Figure contents as structured data:

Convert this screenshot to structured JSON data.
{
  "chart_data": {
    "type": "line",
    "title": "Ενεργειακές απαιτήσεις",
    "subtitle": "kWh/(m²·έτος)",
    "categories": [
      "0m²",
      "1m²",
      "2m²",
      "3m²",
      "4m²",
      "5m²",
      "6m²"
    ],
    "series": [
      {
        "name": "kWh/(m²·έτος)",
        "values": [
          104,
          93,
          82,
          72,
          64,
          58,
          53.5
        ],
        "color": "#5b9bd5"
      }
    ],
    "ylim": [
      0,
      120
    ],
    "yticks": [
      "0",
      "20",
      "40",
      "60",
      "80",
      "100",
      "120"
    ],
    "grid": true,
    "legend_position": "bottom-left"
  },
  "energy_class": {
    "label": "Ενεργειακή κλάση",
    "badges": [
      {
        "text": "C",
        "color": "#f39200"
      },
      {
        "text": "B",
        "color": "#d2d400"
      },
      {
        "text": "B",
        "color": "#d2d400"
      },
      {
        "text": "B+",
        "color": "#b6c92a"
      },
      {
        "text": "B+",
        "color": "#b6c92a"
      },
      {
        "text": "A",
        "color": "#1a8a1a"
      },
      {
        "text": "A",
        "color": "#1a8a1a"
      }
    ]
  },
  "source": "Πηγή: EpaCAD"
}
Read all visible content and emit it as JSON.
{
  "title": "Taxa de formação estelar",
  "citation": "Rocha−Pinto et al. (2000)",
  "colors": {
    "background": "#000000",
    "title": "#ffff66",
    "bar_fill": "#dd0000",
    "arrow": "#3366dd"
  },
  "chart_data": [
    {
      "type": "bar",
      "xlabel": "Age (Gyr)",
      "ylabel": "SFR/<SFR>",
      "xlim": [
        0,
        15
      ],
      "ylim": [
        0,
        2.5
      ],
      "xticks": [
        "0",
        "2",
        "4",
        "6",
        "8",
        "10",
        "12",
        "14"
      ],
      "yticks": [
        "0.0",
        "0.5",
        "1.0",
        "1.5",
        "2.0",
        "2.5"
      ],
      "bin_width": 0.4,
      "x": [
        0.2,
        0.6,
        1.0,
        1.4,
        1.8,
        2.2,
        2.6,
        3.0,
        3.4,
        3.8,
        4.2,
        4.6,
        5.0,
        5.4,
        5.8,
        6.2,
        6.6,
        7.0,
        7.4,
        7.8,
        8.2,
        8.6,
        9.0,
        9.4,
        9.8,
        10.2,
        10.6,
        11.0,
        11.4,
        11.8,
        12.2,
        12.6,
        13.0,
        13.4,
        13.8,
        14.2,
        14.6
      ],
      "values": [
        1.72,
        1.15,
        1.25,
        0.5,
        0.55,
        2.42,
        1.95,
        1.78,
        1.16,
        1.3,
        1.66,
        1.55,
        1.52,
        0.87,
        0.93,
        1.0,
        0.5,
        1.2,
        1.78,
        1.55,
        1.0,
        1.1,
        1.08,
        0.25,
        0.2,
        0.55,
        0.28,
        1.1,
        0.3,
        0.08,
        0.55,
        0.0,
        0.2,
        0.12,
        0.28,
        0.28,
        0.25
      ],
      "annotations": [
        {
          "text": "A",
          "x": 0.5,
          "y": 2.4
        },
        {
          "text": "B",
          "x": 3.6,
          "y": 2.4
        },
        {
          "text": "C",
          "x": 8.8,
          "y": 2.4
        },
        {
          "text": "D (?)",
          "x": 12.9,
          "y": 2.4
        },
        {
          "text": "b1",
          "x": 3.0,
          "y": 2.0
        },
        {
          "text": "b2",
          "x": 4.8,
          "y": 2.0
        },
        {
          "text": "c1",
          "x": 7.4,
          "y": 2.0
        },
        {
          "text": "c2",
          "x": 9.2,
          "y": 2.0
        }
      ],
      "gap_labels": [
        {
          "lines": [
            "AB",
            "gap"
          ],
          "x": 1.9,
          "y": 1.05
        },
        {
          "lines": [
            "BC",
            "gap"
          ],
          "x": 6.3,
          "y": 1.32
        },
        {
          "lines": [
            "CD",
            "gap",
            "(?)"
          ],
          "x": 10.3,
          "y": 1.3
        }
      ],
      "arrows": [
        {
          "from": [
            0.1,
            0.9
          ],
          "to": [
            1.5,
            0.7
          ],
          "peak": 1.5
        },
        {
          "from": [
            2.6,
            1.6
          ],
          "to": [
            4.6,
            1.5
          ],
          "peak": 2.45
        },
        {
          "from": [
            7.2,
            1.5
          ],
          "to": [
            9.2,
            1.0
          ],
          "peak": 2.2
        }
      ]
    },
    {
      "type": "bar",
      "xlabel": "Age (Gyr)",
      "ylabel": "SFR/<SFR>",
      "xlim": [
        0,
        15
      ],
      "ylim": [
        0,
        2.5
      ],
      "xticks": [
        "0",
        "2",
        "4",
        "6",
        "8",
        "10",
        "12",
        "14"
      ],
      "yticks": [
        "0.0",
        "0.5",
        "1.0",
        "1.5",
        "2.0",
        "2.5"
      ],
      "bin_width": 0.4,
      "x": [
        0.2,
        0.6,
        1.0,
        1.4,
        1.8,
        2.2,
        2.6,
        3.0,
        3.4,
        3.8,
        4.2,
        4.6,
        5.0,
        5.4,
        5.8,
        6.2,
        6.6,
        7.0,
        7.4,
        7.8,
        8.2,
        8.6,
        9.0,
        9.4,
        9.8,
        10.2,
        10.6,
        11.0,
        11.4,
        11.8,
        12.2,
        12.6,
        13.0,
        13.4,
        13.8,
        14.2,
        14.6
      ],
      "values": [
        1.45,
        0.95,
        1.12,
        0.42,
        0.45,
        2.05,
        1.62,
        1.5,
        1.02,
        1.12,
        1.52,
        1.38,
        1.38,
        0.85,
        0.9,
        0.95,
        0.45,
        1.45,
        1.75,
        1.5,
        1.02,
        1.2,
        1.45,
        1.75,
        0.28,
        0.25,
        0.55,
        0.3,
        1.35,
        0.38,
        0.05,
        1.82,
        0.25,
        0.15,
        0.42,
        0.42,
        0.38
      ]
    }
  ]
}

(Exercise aim) Write out all of the records above exactly as they appear.

(Written answer)
Convert this screenshot to structured JSON data.
{
  "chart_data": {
    "type": "line",
    "title": "Ενεργειακές απαιτήσεις",
    "subtitle": "kWh/(m²·έτος)",
    "categories": [
      "0m²",
      "1m²",
      "2m²",
      "3m²",
      "4m²",
      "5m²",
      "6m²"
    ],
    "series": [
      {
        "name": "kWh/(m²·έτος)",
        "values": [
          104,
          93,
          82,
          72,
          64,
          58,
          53.5
        ],
        "color": "#5b9bd5"
      }
    ],
    "ylim": [
      0,
      120
    ],
    "yticks": [
      "0",
      "20",
      "40",
      "60",
      "80",
      "100",
      "120"
    ],
    "grid": true,
    "legend_position": "bottom-left"
  },
  "energy_class": {
    "label": "Ενεργειακή κλάση",
    "badges": [
      {
        "text": "C",
        "color": "#f39200"
      },
      {
        "text": "B",
        "color": "#d2d400"
      },
      {
        "text": "B",
        "color": "#d2d400"
      },
      {
        "text": "B+",
        "color": "#b6c92a"
      },
      {
        "text": "B+",
        "color": "#b6c92a"
      },
      {
        "text": "A",
        "color": "#1a8a1a"
      },
      {
        "text": "A",
        "color": "#1a8a1a"
      }
    ]
  },
  "source": "Πηγή: EpaCAD"
}
Read all visible content and emit it as JSON.
{
  "title": "Taxa de formação estelar",
  "citation": "Rocha−Pinto et al. (2000)",
  "colors": {
    "background": "#000000",
    "title": "#ffff66",
    "bar_fill": "#dd0000",
    "arrow": "#3366dd"
  },
  "chart_data": [
    {
      "type": "bar",
      "xlabel": "Age (Gyr)",
      "ylabel": "SFR/<SFR>",
      "xlim": [
        0,
        15
      ],
      "ylim": [
        0,
        2.5
      ],
      "xticks": [
        "0",
        "2",
        "4",
        "6",
        "8",
        "10",
        "12",
        "14"
      ],
      "yticks": [
        "0.0",
        "0.5",
        "1.0",
        "1.5",
        "2.0",
        "2.5"
      ],
      "bin_width": 0.4,
      "x": [
        0.2,
        0.6,
        1.0,
        1.4,
        1.8,
        2.2,
        2.6,
        3.0,
        3.4,
        3.8,
        4.2,
        4.6,
        5.0,
        5.4,
        5.8,
        6.2,
        6.6,
        7.0,
        7.4,
        7.8,
        8.2,
        8.6,
        9.0,
        9.4,
        9.8,
        10.2,
        10.6,
        11.0,
        11.4,
        11.8,
        12.2,
        12.6,
        13.0,
        13.4,
        13.8,
        14.2,
        14.6
      ],
      "values": [
        1.72,
        1.15,
        1.25,
        0.5,
        0.55,
        2.42,
        1.95,
        1.78,
        1.16,
        1.3,
        1.66,
        1.55,
        1.52,
        0.87,
        0.93,
        1.0,
        0.5,
        1.2,
        1.78,
        1.55,
        1.0,
        1.1,
        1.08,
        0.25,
        0.2,
        0.55,
        0.28,
        1.1,
        0.3,
        0.08,
        0.55,
        0.0,
        0.2,
        0.12,
        0.28,
        0.28,
        0.25
      ],
      "annotations": [
        {
          "text": "A",
          "x": 0.5,
          "y": 2.4
        },
        {
          "text": "B",
          "x": 3.6,
          "y": 2.4
        },
        {
          "text": "C",
          "x": 8.8,
          "y": 2.4
        },
        {
          "text": "D (?)",
          "x": 12.9,
          "y": 2.4
        },
        {
          "text": "b1",
          "x": 3.0,
          "y": 2.0
        },
        {
          "text": "b2",
          "x": 4.8,
          "y": 2.0
        },
        {
          "text": "c1",
          "x": 7.4,
          "y": 2.0
        },
        {
          "text": "c2",
          "x": 9.2,
          "y": 2.0
        }
      ],
      "gap_labels": [
        {
          "lines": [
            "AB",
            "gap"
          ],
          "x": 1.9,
          "y": 1.05
        },
        {
          "lines": [
            "BC",
            "gap"
          ],
          "x": 6.3,
          "y": 1.32
        },
        {
          "lines": [
            "CD",
            "gap",
            "(?)"
          ],
          "x": 10.3,
          "y": 1.3
        }
      ],
      "arrows": [
        {
          "from": [
            0.1,
            0.9
          ],
          "to": [
            1.5,
            0.7
          ],
          "peak": 1.5
        },
        {
          "from": [
            2.6,
            1.6
          ],
          "to": [
            4.6,
            1.5
          ],
          "peak": 2.45
        },
        {
          "from": [
            7.2,
            1.5
          ],
          "to": [
            9.2,
            1.0
          ],
          "peak": 2.2
        }
      ]
    },
    {
      "type": "bar",
      "xlabel": "Age (Gyr)",
      "ylabel": "SFR/<SFR>",
      "xlim": [
        0,
        15
      ],
      "ylim": [
        0,
        2.5
      ],
      "xticks": [
        "0",
        "2",
        "4",
        "6",
        "8",
        "10",
        "12",
        "14"
      ],
      "yticks": [
        "0.0",
        "0.5",
        "1.0",
        "1.5",
        "2.0",
        "2.5"
      ],
      "bin_width": 0.4,
      "x": [
        0.2,
        0.6,
        1.0,
        1.4,
        1.8,
        2.2,
        2.6,
        3.0,
        3.4,
        3.8,
        4.2,
        4.6,
        5.0,
        5.4,
        5.8,
        6.2,
        6.6,
        7.0,
        7.4,
        7.8,
        8.2,
        8.6,
        9.0,
        9.4,
        9.8,
        10.2,
        10.6,
        11.0,
        11.4,
        11.8,
        12.2,
        12.6,
        13.0,
        13.4,
        13.8,
        14.2,
        14.6
      ],
      "values": [
        1.45,
        0.95,
        1.12,
        0.42,
        0.45,
        2.05,
        1.62,
        1.5,
        1.02,
        1.12,
        1.52,
        1.38,
        1.38,
        0.85,
        0.9,
        0.95,
        0.45,
        1.45,
        1.75,
        1.5,
        1.02,
        1.2,
        1.45,
        1.75,
        0.28,
        0.25,
        0.55,
        0.3,
        1.35,
        0.38,
        0.05,
        1.82,
        0.25,
        0.15,
        0.42,
        0.42,
        0.38
      ]
    }
  ]
}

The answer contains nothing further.